WRITTEN REQUEST: Gather from the material every line that contains the string "определения".

++++++++

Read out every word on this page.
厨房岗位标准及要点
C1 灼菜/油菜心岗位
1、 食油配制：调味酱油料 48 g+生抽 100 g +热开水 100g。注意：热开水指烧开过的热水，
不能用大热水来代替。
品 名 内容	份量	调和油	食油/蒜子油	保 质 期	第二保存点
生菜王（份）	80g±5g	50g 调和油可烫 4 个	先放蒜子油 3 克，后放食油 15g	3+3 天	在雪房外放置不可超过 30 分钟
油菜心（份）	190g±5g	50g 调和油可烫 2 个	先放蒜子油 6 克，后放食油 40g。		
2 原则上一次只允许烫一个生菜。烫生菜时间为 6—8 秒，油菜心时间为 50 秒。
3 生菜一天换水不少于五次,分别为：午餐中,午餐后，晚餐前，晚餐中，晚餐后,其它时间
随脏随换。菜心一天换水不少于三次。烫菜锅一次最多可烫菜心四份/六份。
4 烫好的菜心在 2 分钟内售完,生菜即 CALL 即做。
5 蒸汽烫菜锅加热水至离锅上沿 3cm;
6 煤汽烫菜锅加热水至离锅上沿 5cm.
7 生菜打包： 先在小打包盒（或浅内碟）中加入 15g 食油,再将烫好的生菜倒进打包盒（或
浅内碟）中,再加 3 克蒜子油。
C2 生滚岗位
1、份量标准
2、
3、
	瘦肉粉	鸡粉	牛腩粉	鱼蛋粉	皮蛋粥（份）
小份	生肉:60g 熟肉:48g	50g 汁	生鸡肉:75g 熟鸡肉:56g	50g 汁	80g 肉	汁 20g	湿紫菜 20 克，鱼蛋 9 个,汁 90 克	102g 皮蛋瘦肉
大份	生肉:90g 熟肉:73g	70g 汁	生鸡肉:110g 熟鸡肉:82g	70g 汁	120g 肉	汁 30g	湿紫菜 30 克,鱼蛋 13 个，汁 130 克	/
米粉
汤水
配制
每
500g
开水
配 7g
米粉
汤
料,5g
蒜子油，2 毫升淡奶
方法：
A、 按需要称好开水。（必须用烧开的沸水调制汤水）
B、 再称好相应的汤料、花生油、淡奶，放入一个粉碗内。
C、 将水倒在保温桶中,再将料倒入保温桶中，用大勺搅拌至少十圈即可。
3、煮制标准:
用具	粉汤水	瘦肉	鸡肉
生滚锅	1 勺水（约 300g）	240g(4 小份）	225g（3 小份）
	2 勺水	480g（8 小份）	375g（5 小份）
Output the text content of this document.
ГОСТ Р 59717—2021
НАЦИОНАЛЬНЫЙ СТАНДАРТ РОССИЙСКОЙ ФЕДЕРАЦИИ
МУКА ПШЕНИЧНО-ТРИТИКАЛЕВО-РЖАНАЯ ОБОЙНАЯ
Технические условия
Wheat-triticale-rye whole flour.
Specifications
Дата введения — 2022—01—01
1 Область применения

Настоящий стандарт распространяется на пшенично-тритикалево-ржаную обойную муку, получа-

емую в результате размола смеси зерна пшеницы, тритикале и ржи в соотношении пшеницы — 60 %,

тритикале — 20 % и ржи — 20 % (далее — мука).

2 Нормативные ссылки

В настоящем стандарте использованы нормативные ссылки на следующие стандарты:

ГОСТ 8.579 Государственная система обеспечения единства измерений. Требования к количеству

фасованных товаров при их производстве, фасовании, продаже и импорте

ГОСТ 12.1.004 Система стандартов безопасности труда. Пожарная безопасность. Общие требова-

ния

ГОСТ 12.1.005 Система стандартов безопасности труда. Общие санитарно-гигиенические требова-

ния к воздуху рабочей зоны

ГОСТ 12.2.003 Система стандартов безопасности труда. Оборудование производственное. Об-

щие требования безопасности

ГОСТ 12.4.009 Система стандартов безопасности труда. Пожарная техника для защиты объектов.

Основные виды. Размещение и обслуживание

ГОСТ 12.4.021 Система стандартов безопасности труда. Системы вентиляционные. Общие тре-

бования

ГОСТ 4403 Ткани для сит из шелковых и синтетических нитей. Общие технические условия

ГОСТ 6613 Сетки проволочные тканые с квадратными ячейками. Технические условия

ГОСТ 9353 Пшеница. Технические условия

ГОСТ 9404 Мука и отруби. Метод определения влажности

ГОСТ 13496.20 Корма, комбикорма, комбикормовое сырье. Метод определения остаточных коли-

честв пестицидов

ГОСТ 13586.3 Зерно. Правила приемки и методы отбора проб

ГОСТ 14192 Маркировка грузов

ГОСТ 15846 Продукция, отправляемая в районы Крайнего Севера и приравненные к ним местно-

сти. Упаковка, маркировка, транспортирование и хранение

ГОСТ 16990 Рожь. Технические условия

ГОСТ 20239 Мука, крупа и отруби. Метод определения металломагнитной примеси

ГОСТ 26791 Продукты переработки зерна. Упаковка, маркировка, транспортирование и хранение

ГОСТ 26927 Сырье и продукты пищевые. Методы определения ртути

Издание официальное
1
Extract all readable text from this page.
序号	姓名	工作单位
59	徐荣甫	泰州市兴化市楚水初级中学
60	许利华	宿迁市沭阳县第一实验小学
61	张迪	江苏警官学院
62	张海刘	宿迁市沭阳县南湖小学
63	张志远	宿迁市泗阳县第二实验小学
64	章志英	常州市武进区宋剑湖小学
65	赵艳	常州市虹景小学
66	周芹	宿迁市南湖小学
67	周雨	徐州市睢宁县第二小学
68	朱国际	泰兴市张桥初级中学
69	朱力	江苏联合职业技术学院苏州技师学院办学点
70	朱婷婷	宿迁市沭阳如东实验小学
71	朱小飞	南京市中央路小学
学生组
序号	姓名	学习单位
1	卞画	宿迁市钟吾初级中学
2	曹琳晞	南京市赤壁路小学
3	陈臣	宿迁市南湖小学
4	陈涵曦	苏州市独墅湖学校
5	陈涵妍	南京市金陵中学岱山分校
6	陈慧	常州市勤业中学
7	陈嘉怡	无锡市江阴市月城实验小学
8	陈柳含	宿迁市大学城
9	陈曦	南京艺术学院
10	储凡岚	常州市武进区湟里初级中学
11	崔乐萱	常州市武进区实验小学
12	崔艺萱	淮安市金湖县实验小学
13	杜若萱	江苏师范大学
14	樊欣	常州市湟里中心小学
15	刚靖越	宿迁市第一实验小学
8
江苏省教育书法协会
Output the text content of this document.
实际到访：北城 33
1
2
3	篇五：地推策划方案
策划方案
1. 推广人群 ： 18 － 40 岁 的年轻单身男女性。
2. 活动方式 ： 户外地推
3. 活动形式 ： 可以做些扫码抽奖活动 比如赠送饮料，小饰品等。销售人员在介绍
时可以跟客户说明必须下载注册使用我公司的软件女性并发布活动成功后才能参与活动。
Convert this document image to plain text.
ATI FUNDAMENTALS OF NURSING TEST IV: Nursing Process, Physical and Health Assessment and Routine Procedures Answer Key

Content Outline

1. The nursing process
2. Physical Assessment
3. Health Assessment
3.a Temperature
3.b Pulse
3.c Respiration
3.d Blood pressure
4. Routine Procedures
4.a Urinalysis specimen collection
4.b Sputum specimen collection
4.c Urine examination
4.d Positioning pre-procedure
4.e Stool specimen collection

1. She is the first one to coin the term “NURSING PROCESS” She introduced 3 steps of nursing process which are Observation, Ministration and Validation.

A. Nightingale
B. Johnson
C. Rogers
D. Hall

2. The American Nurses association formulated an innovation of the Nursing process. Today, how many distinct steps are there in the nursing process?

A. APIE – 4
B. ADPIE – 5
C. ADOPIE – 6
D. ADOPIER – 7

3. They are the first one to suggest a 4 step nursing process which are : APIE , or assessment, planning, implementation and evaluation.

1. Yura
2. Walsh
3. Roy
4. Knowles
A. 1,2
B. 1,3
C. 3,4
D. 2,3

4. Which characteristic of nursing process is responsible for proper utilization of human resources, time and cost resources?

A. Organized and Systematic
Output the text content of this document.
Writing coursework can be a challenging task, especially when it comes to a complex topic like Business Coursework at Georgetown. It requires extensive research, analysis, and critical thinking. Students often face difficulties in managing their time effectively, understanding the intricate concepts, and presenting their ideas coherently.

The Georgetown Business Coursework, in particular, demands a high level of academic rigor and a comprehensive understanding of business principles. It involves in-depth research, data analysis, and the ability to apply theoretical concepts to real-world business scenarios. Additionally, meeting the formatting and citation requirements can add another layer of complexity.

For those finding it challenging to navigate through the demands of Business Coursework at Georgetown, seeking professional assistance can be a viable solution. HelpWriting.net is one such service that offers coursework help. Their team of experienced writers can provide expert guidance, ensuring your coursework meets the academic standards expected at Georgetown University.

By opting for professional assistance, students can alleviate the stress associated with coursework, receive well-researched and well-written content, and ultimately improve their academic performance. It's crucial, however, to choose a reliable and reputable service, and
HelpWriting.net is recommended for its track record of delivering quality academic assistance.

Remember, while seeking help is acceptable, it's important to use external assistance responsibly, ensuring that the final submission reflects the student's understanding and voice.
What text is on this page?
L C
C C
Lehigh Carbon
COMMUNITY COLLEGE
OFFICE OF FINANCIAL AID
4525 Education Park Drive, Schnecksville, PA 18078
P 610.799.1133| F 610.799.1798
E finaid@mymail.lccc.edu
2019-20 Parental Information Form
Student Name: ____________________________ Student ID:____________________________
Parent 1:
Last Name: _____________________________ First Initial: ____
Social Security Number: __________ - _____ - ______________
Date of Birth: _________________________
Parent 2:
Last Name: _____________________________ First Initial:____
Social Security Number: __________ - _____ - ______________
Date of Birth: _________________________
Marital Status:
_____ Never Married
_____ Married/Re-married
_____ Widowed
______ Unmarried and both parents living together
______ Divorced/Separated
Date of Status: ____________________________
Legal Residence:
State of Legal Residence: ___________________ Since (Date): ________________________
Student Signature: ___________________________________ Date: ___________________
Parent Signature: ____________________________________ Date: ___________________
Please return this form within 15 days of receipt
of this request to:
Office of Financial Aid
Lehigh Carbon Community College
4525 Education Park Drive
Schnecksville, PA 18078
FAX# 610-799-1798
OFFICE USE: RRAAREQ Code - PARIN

++++++++

OUTPUT BELOW:
ГОСТ 9404 Мука и отруби. Метод определения влажности
ГОСТ 13496.20 Корма, комбикорма, комбикормовое сырье. Метод определения остаточных коли-
ГОСТ 20239 Мука, крупа и отруби. Метод определения металломагнитной примеси
ГОСТ 26927 Сырье и продукты пищевые. Методы определения ртути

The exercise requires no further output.